— Provided entries —
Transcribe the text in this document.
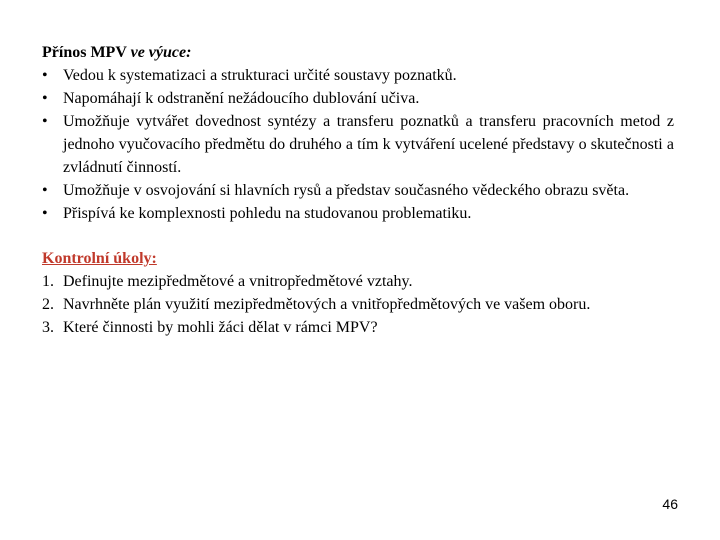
Přínos MPV ve výuce:

• Vedou k systematizaci a strukturaci určité soustavy poznatků.
• Napomáhají k odstranění nežádoucího dublování učiva.
• Umožňuje vytvářet dovednost syntézy a transferu poznatků a transferu pracovních metod z jednoho vyučovacího předmětu do druhého a tím k vytváření ucelené představy o skutečnosti a zvládnutí činností.
• Umožňuje v osvojování si hlavních rysů a představ současného vědeckého obrazu světa.
• Přispívá ke komplexnosti pohledu na studovanou problematiku.

Kontrolní úkoly:

1. Definujte mezipředmětové a vnitropředmětové vztahy.
2. Navrhněte plán využití mezipředmětových a vnitřopředmětových ve vašem oboru.
3. Které činnosti by mohli žáci dělat v rámci MPV?
46
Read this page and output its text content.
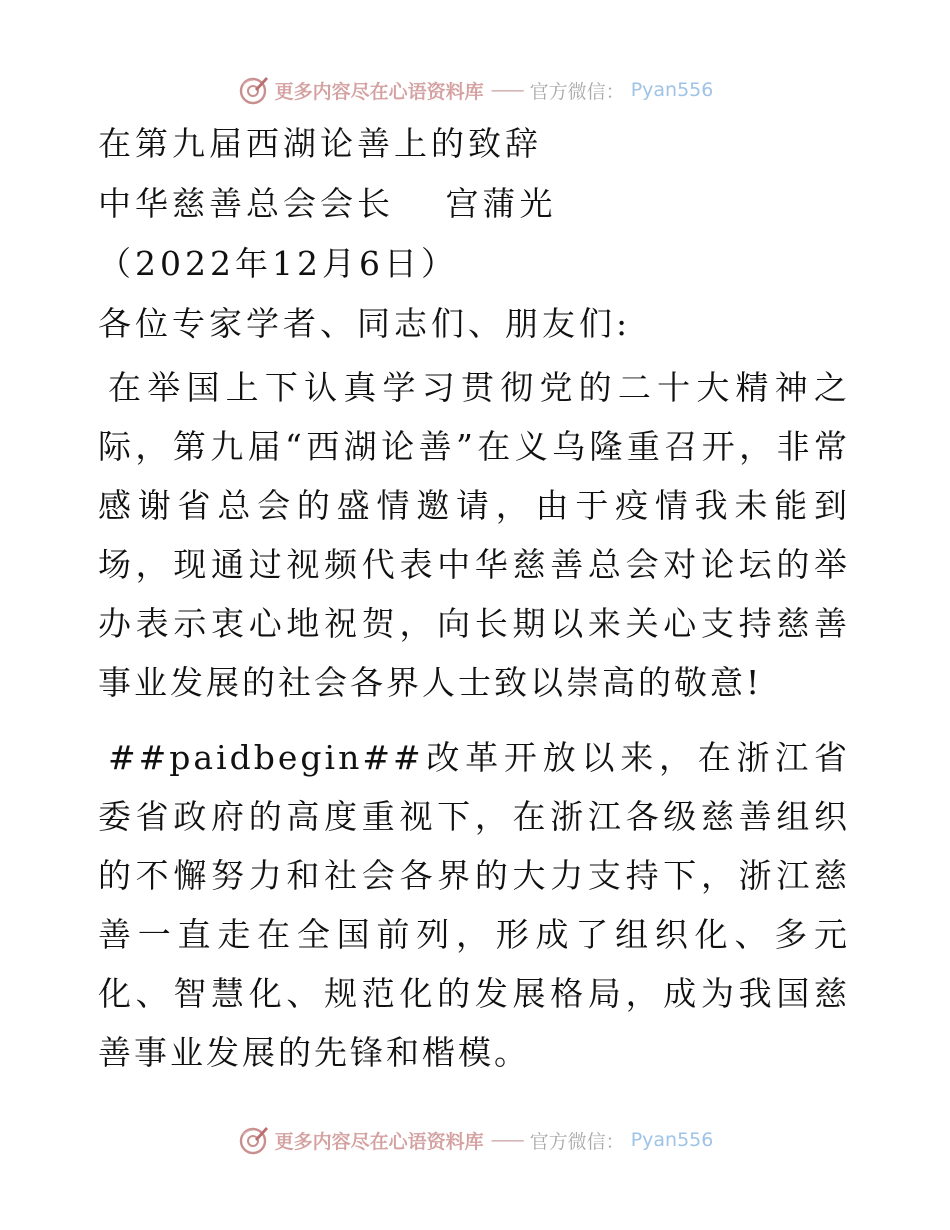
更多内容尽在心语资料库 —— 官方微信： Pyan556

在第九届西湖论善上的致辞

中华慈善总会会长　 宫蒲光

（2022年12月6日）

各位专家学者、同志们、朋友们:

在举国上下认真学习贯彻党的二十大精神之际，第九届“西湖论善”在义乌隆重召开，非常感谢省总会的盛情邀请，由于疫情我未能到场，现通过视频代表中华慈善总会对论坛的举办表示衷心地祝贺，向长期以来关心支持慈善事业发展的社会各界人士致以崇高的敬意!

##paidbegin##改革开放以来，在浙江省委省政府的高度重视下，在浙江各级慈善组织的不懈努力和社会各界的大力支持下，浙江慈善一直走在全国前列，形成了组织化、多元化、智慧化、规范化的发展格局，成为我国慈善事业发展的先锋和楷模。

更多内容尽在心语资料库 —— 官方微信： Pyan556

— Set task —
Leave out every picture and copy verbatim the lines running from the line containing "Read this page and output its text content." through the final line of the data.

— The answer —
Read this page and output its text content.
更多内容尽在心语资料库 —— 官方微信： Pyan556

在第九届西湖论善上的致辞

中华慈善总会会长　 宫蒲光

（2022年12月6日）

各位专家学者、同志们、朋友们:

在举国上下认真学习贯彻党的二十大精神之际，第九届“西湖论善”在义乌隆重召开，非常感谢省总会的盛情邀请，由于疫情我未能到场，现通过视频代表中华慈善总会对论坛的举办表示衷心地祝贺，向长期以来关心支持慈善事业发展的社会各界人士致以崇高的敬意!

##paidbegin##改革开放以来，在浙江省委省政府的高度重视下，在浙江各级慈善组织的不懈努力和社会各界的大力支持下，浙江慈善一直走在全国前列，形成了组织化、多元化、智慧化、规范化的发展格局，成为我国慈善事业发展的先锋和楷模。

更多内容尽在心语资料库 —— 官方微信： Pyan556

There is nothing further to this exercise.